====== MATERIAL PROVIDED ======

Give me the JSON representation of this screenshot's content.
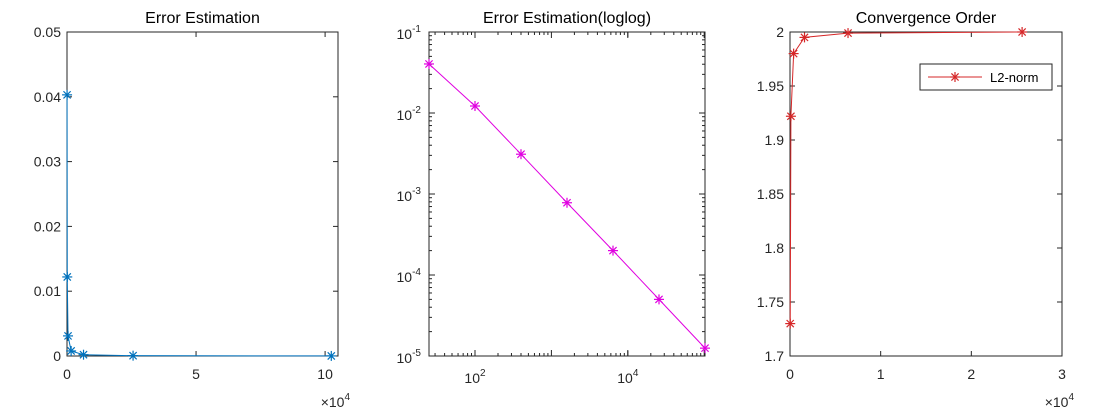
{
  "chart_data": [
    {
      "type": "line",
      "title": "Error Estimation",
      "xlabel": "",
      "ylabel": "",
      "xlim": [
        0,
        105000
      ],
      "ylim": [
        0,
        0.05
      ],
      "x_scale": "linear",
      "y_scale": "linear",
      "x_exponent_label": "×10",
      "x_exponent": "4",
      "x_ticks": [
        0,
        50000,
        100000
      ],
      "x_tick_labels": [
        "0",
        "5",
        "10"
      ],
      "y_ticks": [
        0,
        0.01,
        0.02,
        0.03,
        0.04,
        0.05
      ],
      "y_tick_labels": [
        "0",
        "0.01",
        "0.02",
        "0.03",
        "0.04",
        "0.05"
      ],
      "grid": false,
      "series": [
        {
          "color": "#0072BD",
          "marker": "asterisk",
          "x": [
            25,
            100,
            400,
            1600,
            6400,
            25600,
            102400
          ],
          "y": [
            0.0403,
            0.0122,
            0.0031,
            0.00078,
            0.0002,
            5e-05,
            1.25e-05
          ]
        }
      ]
    },
    {
      "type": "line",
      "title": "Error Estimation(loglog)",
      "xlabel": "",
      "ylabel": "",
      "xlim": [
        25,
        102400
      ],
      "ylim": [
        1e-05,
        0.1
      ],
      "x_scale": "log",
      "y_scale": "log",
      "x_ticks": [
        100,
        10000
      ],
      "x_tick_labels": [
        {
          "base": "10",
          "exp": "2"
        },
        {
          "base": "10",
          "exp": "4"
        }
      ],
      "y_ticks": [
        0.1,
        0.01,
        0.001,
        0.0001,
        1e-05
      ],
      "y_tick_labels": [
        {
          "base": "10",
          "exp": "-1"
        },
        {
          "base": "10",
          "exp": "-2"
        },
        {
          "base": "10",
          "exp": "-3"
        },
        {
          "base": "10",
          "exp": "-4"
        },
        {
          "base": "10",
          "exp": "-5"
        }
      ],
      "grid": false,
      "series": [
        {
          "color": "#E000E0",
          "marker": "asterisk",
          "x": [
            25,
            100,
            400,
            1600,
            6400,
            25600,
            102400
          ],
          "y": [
            0.0403,
            0.0122,
            0.0031,
            0.00078,
            0.0002,
            5e-05,
            1.25e-05
          ]
        }
      ]
    },
    {
      "type": "line",
      "title": "Convergence Order",
      "xlabel": "",
      "ylabel": "",
      "xlim": [
        0,
        30000
      ],
      "ylim": [
        1.7,
        2.0
      ],
      "x_scale": "linear",
      "y_scale": "linear",
      "x_exponent_label": "×10",
      "x_exponent": "4",
      "x_ticks": [
        0,
        10000,
        20000,
        30000
      ],
      "x_tick_labels": [
        "0",
        "1",
        "2",
        "3"
      ],
      "y_ticks": [
        1.7,
        1.75,
        1.8,
        1.85,
        1.9,
        1.95,
        2.0
      ],
      "y_tick_labels": [
        "1.7",
        "1.75",
        "1.8",
        "1.85",
        "1.9",
        "1.95",
        "2"
      ],
      "grid": false,
      "legend_position": "top-right",
      "series": [
        {
          "name": "L2-norm",
          "color": "#D62728",
          "marker": "asterisk",
          "x": [
            25,
            100,
            400,
            1600,
            6400,
            25600
          ],
          "y": [
            1.73,
            1.922,
            1.98,
            1.995,
            1.999,
            2.0
          ]
        }
      ]
    }
  ]
}
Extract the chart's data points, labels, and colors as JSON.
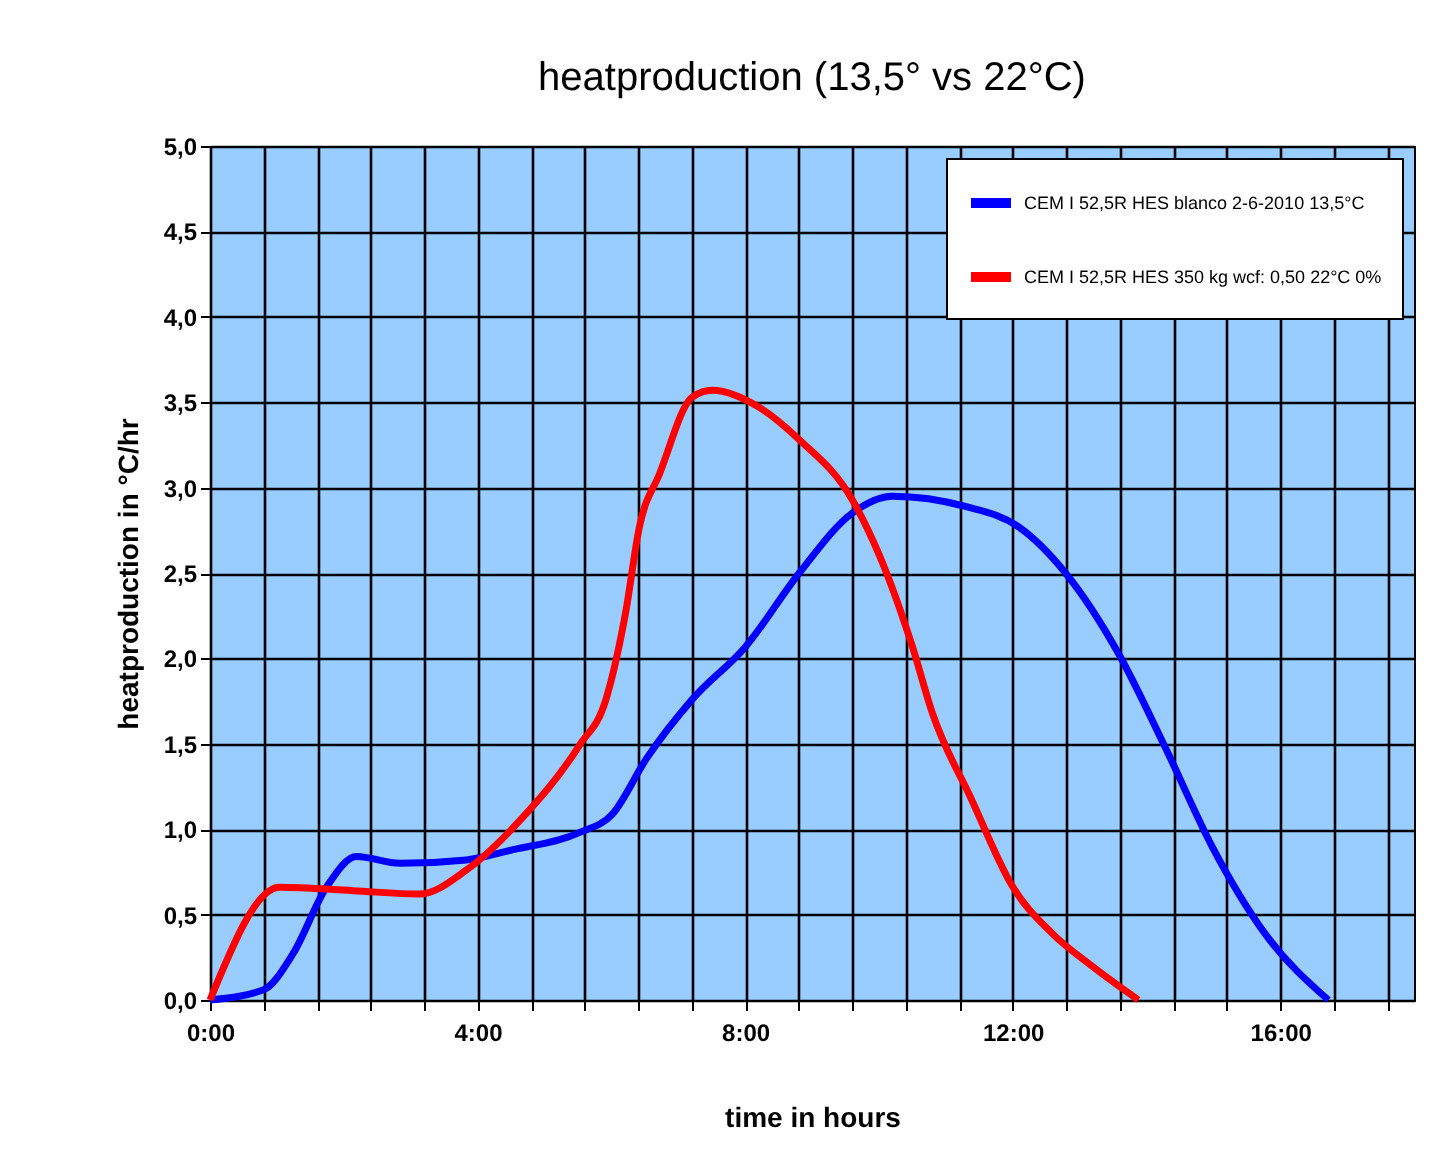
{
  "chart_data": {
    "type": "line",
    "title": "heatproduction (13,5° vs 22°C)",
    "xlabel": "time in hours",
    "ylabel": "heatproduction in °C/hr",
    "xlim": [
      0,
      18
    ],
    "xticks": [
      {
        "value": 0,
        "label": "0:00"
      },
      {
        "value": 0.8,
        "label": null
      },
      {
        "value": 1.6,
        "label": null
      },
      {
        "value": 2.4,
        "label": null
      },
      {
        "value": 3.2,
        "label": null
      },
      {
        "value": 4,
        "label": "4:00"
      },
      {
        "value": 4.8,
        "label": null
      },
      {
        "value": 5.6,
        "label": null
      },
      {
        "value": 6.4,
        "label": null
      },
      {
        "value": 7.2,
        "label": null
      },
      {
        "value": 8,
        "label": "8:00"
      },
      {
        "value": 8.8,
        "label": null
      },
      {
        "value": 9.6,
        "label": null
      },
      {
        "value": 10.4,
        "label": null
      },
      {
        "value": 11.2,
        "label": null
      },
      {
        "value": 12,
        "label": "12:00"
      },
      {
        "value": 12.8,
        "label": null
      },
      {
        "value": 13.6,
        "label": null
      },
      {
        "value": 14.4,
        "label": null
      },
      {
        "value": 15.2,
        "label": null
      },
      {
        "value": 16,
        "label": "16:00"
      },
      {
        "value": 16.8,
        "label": null
      },
      {
        "value": 17.6,
        "label": null
      }
    ],
    "ylim": [
      0,
      5
    ],
    "yticks": [
      {
        "value": 0,
        "label": "0,0"
      },
      {
        "value": 0.5,
        "label": "0,5"
      },
      {
        "value": 1,
        "label": "1,0"
      },
      {
        "value": 1.5,
        "label": "1,5"
      },
      {
        "value": 2,
        "label": "2,0"
      },
      {
        "value": 2.5,
        "label": "2,5"
      },
      {
        "value": 3,
        "label": "3,0"
      },
      {
        "value": 3.5,
        "label": "3,5"
      },
      {
        "value": 4,
        "label": "4,0"
      },
      {
        "value": 4.5,
        "label": "4,5"
      },
      {
        "value": 5,
        "label": "5,0"
      }
    ],
    "grid": true,
    "legend": "top right",
    "marker": "none",
    "line_style": "solid",
    "series": [
      {
        "name": "CEM I 52,5R HES blanco 2-6-2010 13,5°C",
        "color": "#0000ff",
        "x": [
          0,
          0.8,
          1.24,
          1.74,
          2.19,
          2.84,
          3.83,
          4.53,
          5.52,
          6.02,
          6.52,
          7.21,
          8.01,
          8.81,
          9.6,
          10.2,
          11.29,
          12.09,
          12.79,
          13.58,
          14.28,
          14.98,
          15.77,
          16.72
        ],
        "values": [
          0,
          0.06,
          0.27,
          0.66,
          0.84,
          0.8,
          0.82,
          0.88,
          0.98,
          1.09,
          1.41,
          1.76,
          2.07,
          2.5,
          2.85,
          2.95,
          2.89,
          2.77,
          2.5,
          2.03,
          1.48,
          0.9,
          0.39,
          0
        ]
      },
      {
        "name": "CEM I 52,5R HES 350 kg wcf: 0,50 22°C 0%",
        "color": "#ff0000",
        "x": [
          0,
          1.04,
          2.14,
          3.13,
          3.83,
          4.63,
          5.52,
          5.92,
          6.21,
          6.42,
          6.72,
          7.21,
          7.51,
          8.21,
          8.81,
          9.6,
          10.0,
          10.5,
          10.8,
          11.39,
          11.99,
          12.59,
          13.18,
          13.88
        ],
        "values": [
          0,
          0.66,
          0.64,
          0.62,
          0.76,
          1.05,
          1.49,
          1.76,
          2.26,
          2.77,
          3.08,
          3.53,
          3.57,
          3.47,
          3.28,
          2.93,
          2.61,
          2.07,
          1.68,
          1.17,
          0.67,
          0.39,
          0.2,
          0
        ]
      }
    ]
  }
}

======

WHAT YOU NEED TO DO = Of the lines in this listing, how many contain "Error"? Reply with the number and nothing more.

OUTPUT FOR THIS EXERCISE = 2